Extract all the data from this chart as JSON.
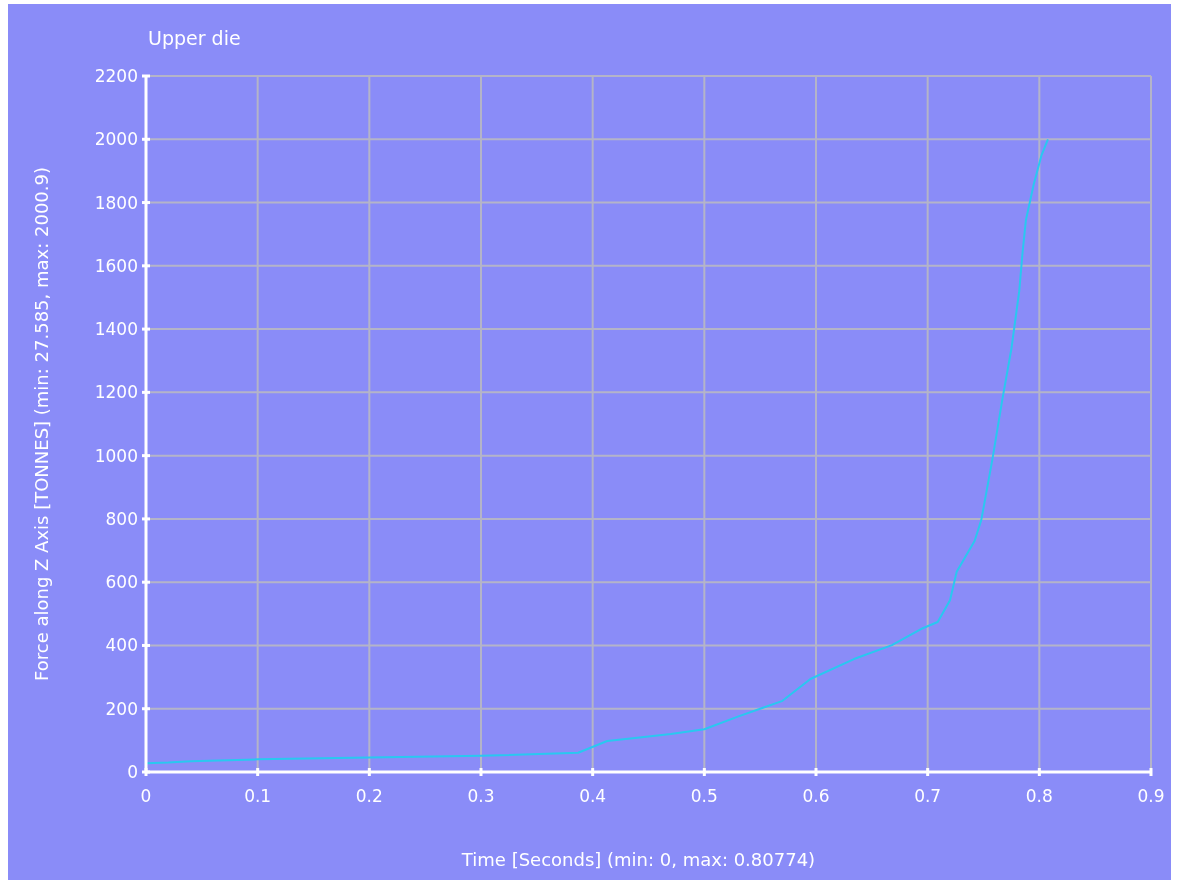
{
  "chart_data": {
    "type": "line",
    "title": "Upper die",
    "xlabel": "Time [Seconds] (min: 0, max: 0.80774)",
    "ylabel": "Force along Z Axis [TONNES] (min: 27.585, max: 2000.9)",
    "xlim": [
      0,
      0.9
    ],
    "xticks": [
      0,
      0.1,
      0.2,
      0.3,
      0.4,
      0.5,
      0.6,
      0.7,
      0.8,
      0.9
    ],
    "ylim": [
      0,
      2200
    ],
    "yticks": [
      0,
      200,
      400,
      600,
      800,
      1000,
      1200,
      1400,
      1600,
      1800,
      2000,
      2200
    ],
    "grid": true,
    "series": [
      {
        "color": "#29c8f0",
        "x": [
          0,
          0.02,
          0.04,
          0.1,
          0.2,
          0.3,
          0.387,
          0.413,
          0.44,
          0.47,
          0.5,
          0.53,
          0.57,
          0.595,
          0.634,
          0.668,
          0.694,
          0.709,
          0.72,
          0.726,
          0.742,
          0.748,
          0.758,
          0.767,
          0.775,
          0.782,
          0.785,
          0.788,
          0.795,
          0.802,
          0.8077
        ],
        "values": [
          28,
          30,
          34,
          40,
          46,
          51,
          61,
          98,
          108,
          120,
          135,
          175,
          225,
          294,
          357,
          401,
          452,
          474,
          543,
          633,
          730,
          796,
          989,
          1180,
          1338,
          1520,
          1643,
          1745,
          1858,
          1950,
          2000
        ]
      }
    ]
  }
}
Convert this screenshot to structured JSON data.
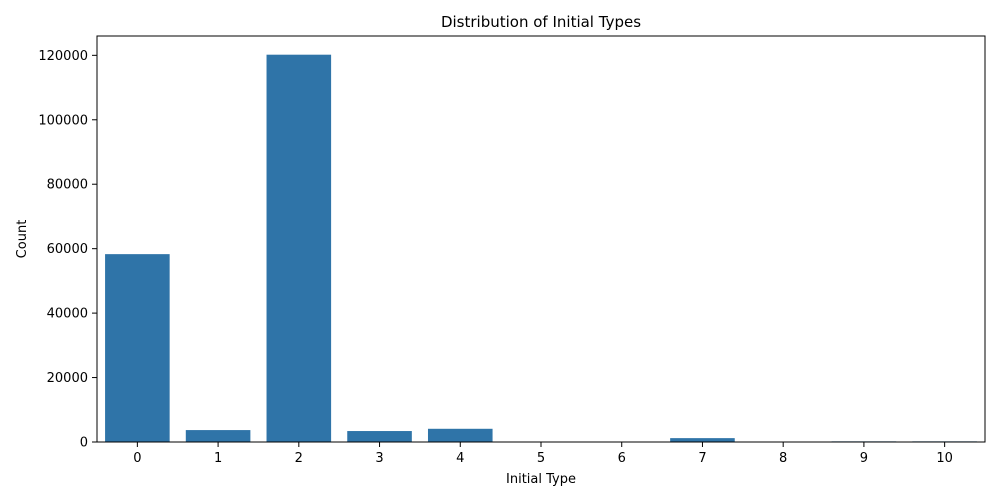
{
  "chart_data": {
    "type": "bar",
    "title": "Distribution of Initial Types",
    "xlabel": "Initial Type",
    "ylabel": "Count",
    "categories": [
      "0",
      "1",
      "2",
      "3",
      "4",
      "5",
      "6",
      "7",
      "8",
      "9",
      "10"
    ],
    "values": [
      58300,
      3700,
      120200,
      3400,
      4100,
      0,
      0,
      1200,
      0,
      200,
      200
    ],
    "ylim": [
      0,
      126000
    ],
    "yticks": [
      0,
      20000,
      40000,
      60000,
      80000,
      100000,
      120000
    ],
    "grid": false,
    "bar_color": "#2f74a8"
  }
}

*WHAT YOU HAVE TO DO*: Copy all of the entries verbatim, leaving out any pictures they contain.

*SOLUTION FOR THIS TASK*:
Extract all the data from this chart as JSON.
{
  "chart_data": {
    "type": "line",
    "title": "Upper die",
    "xlabel": "Time [Seconds] (min: 0, max: 0.80774)",
    "ylabel": "Force along Z Axis [TONNES] (min: 27.585, max: 2000.9)",
    "xlim": [
      0,
      0.9
    ],
    "xticks": [
      0,
      0.1,
      0.2,
      0.3,
      0.4,
      0.5,
      0.6,
      0.7,
      0.8,
      0.9
    ],
    "ylim": [
      0,
      2200
    ],
    "yticks": [
      0,
      200,
      400,
      600,
      800,
      1000,
      1200,
      1400,
      1600,
      1800,
      2000,
      2200
    ],
    "grid": true,
    "series": [
      {
        "color": "#29c8f0",
        "x": [
          0,
          0.02,
          0.04,
          0.1,
          0.2,
          0.3,
          0.387,
          0.413,
          0.44,
          0.47,
          0.5,
          0.53,
          0.57,
          0.595,
          0.634,
          0.668,
          0.694,
          0.709,
          0.72,
          0.726,
          0.742,
          0.748,
          0.758,
          0.767,
          0.775,
          0.782,
          0.785,
          0.788,
          0.795,
          0.802,
          0.8077
        ],
        "values": [
          28,
          30,
          34,
          40,
          46,
          51,
          61,
          98,
          108,
          120,
          135,
          175,
          225,
          294,
          357,
          401,
          452,
          474,
          543,
          633,
          730,
          796,
          989,
          1180,
          1338,
          1520,
          1643,
          1745,
          1858,
          1950,
          2000
        ]
      }
    ]
  }
}
Convert this screenshot to structured JSON data.
{
  "chart_data": {
    "type": "bar",
    "title": "Distribution of Initial Types",
    "xlabel": "Initial Type",
    "ylabel": "Count",
    "categories": [
      "0",
      "1",
      "2",
      "3",
      "4",
      "5",
      "6",
      "7",
      "8",
      "9",
      "10"
    ],
    "values": [
      58300,
      3700,
      120200,
      3400,
      4100,
      0,
      0,
      1200,
      0,
      200,
      200
    ],
    "ylim": [
      0,
      126000
    ],
    "yticks": [
      0,
      20000,
      40000,
      60000,
      80000,
      100000,
      120000
    ],
    "grid": false,
    "bar_color": "#2f74a8"
  }
}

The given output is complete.